=== Challenge ===
Return each line of the listing that contains the string "经模塑吸附成型".

[Saved entries]
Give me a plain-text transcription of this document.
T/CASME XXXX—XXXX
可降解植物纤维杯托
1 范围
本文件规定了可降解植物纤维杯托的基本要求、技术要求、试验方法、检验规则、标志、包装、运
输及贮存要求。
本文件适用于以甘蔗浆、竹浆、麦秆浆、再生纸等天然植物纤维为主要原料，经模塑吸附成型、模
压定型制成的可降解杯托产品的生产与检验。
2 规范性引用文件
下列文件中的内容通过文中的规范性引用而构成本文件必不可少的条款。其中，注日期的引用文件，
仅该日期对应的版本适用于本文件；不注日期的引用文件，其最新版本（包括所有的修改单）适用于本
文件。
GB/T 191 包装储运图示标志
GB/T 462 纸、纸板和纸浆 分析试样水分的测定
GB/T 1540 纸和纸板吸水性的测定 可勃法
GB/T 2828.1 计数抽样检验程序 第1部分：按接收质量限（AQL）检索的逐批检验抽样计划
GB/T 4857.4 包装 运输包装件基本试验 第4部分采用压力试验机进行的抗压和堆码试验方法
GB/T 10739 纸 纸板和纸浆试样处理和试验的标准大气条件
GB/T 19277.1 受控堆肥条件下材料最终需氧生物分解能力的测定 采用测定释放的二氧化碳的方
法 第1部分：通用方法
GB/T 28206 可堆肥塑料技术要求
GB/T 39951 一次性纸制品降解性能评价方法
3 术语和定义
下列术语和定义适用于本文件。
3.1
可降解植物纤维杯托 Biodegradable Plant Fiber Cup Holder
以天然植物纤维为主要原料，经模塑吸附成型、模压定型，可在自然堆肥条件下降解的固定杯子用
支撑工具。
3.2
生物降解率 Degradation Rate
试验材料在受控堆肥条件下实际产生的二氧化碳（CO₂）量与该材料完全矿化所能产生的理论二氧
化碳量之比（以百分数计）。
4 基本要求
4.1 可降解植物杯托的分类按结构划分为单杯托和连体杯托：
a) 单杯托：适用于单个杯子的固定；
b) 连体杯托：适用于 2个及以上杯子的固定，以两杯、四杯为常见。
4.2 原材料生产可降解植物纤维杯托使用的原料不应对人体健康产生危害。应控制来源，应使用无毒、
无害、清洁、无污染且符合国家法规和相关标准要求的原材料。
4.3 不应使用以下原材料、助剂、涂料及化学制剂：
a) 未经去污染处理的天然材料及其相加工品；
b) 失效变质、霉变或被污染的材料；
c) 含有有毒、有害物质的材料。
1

=== Exercise response ===
本文件适用于以甘蔗浆、竹浆、麦秆浆、再生纸等天然植物纤维为主要原料，经模塑吸附成型、模
以天然植物纤维为主要原料，经模塑吸附成型、模压定型，可在自然堆肥条件下降解的固定杯子用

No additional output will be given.